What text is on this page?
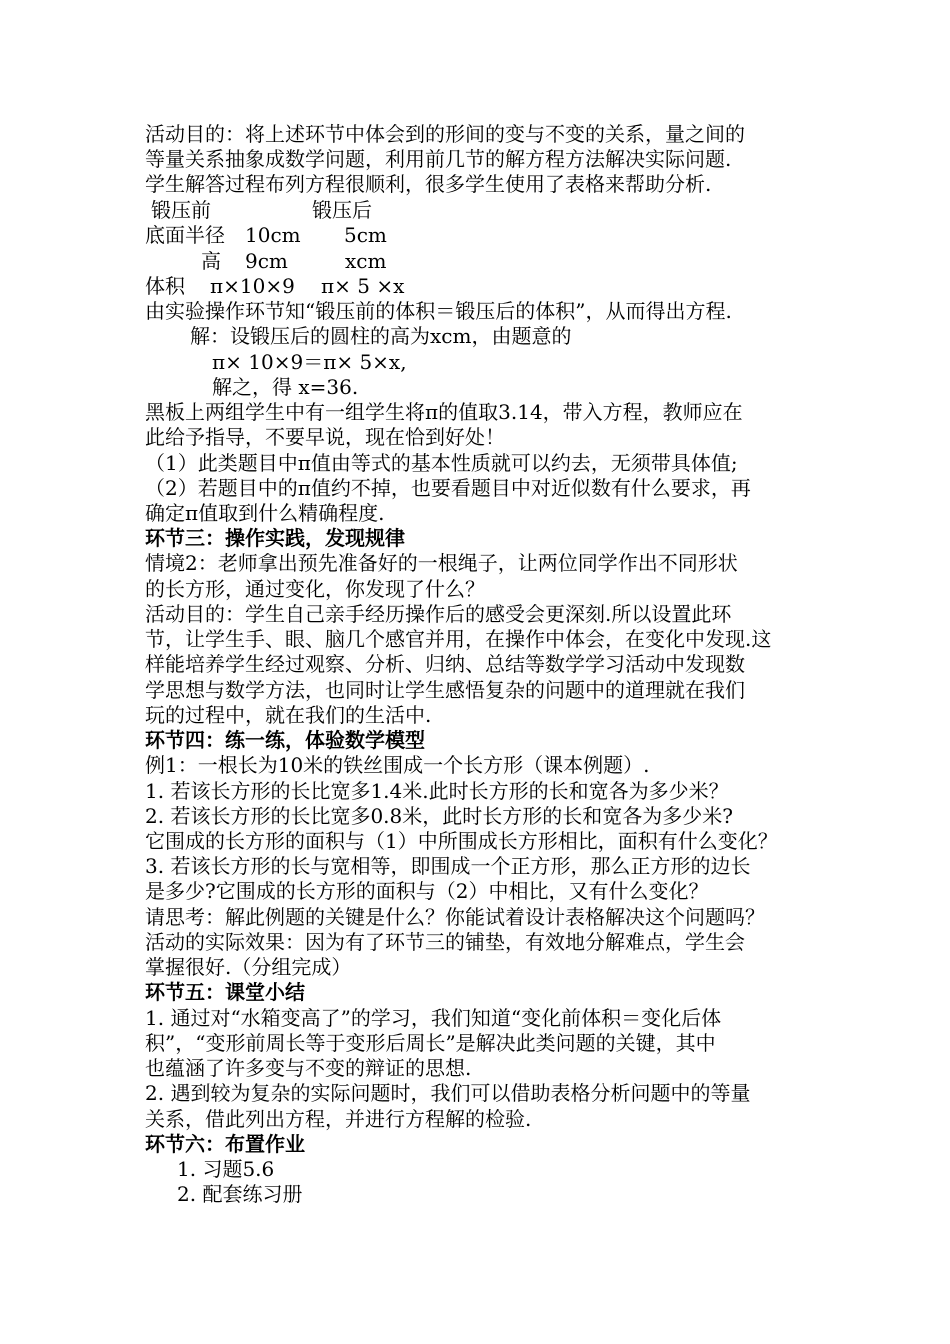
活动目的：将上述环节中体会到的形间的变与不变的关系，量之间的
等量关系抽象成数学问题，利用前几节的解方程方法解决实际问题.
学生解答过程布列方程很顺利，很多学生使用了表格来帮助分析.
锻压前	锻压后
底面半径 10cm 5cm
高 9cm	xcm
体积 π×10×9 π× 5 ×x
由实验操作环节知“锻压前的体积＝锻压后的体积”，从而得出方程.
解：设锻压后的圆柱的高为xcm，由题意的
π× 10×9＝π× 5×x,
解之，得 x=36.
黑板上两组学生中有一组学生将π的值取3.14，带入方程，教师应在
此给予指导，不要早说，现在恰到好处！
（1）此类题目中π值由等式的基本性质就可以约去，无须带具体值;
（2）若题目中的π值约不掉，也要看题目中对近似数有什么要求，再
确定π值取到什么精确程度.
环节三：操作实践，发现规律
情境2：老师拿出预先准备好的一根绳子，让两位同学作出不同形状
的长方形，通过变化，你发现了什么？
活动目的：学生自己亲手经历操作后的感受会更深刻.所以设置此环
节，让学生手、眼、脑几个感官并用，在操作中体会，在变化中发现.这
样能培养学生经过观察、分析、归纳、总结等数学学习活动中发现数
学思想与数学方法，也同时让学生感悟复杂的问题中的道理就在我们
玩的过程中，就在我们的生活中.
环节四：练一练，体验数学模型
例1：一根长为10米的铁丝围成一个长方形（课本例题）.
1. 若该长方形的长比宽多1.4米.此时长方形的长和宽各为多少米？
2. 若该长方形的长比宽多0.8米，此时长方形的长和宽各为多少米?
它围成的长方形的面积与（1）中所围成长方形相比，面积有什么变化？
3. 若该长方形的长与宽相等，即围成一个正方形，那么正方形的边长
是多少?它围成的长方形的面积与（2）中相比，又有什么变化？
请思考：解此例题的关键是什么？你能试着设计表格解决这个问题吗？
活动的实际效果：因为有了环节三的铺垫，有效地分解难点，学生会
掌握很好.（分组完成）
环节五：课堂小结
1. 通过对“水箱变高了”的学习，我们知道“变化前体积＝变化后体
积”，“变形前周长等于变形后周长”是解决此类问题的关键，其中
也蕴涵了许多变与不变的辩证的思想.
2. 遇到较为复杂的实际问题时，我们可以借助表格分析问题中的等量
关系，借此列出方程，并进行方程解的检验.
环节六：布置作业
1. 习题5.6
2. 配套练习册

==

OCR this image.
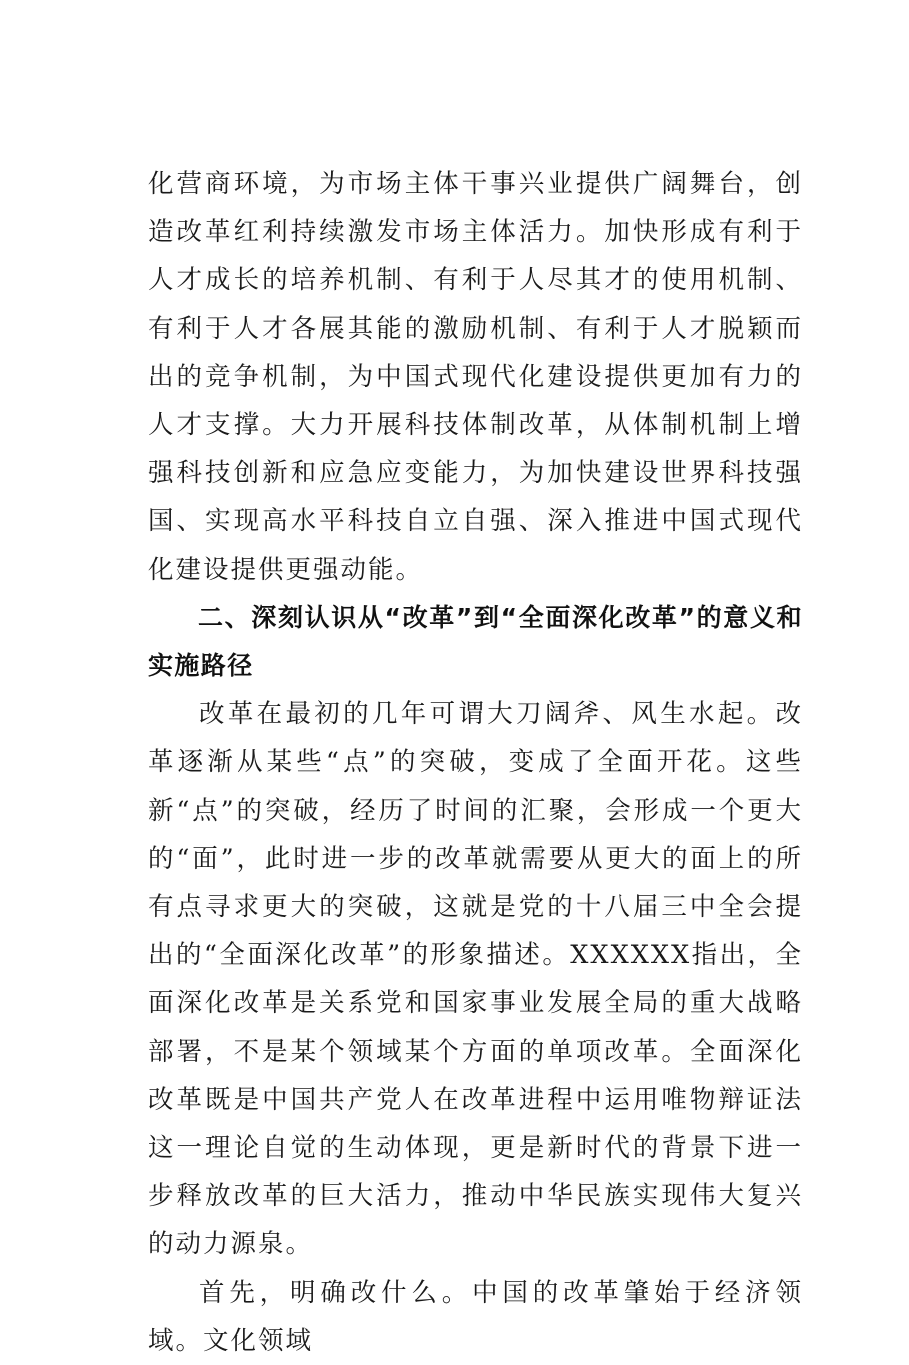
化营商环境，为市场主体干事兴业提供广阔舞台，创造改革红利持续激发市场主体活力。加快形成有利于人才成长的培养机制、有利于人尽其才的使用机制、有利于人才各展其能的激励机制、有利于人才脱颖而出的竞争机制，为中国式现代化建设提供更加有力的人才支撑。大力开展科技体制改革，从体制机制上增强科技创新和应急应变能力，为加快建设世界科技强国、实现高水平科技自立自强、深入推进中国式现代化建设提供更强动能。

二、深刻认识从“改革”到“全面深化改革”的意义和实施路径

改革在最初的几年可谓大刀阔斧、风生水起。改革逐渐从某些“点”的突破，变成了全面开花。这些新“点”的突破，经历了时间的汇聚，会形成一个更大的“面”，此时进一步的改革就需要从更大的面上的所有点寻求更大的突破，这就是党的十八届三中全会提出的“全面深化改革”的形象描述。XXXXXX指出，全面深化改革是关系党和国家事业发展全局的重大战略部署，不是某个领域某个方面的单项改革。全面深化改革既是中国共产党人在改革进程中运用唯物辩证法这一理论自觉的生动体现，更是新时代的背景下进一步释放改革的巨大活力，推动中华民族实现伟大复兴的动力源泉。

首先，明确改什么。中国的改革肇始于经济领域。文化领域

*Description of the task*
Pick every line with "全面深化改革" in it and copy it.

*Answer for the task*
二、深刻认识从“改革”到“全面深化改革”的意义和实施路径
改革在最初的几年可谓大刀阔斧、风生水起。改革逐渐从某些“点”的突破，变成了全面开花。这些新“点”的突破，经历了时间的汇聚，会形成一个更大的“面”，此时进一步的改革就需要从更大的面上的所有点寻求更大的突破，这就是党的十八届三中全会提出的“全面深化改革”的形象描述。XXXXXX指出，全面深化改革是关系党和国家事业发展全局的重大战略部署，不是某个领域某个方面的单项改革。全面深化改革既是中国共产党人在改革进程中运用唯物辩证法这一理论自觉的生动体现，更是新时代的背景下进一步释放改革的巨大活力，推动中华民族实现伟大复兴的动力源泉。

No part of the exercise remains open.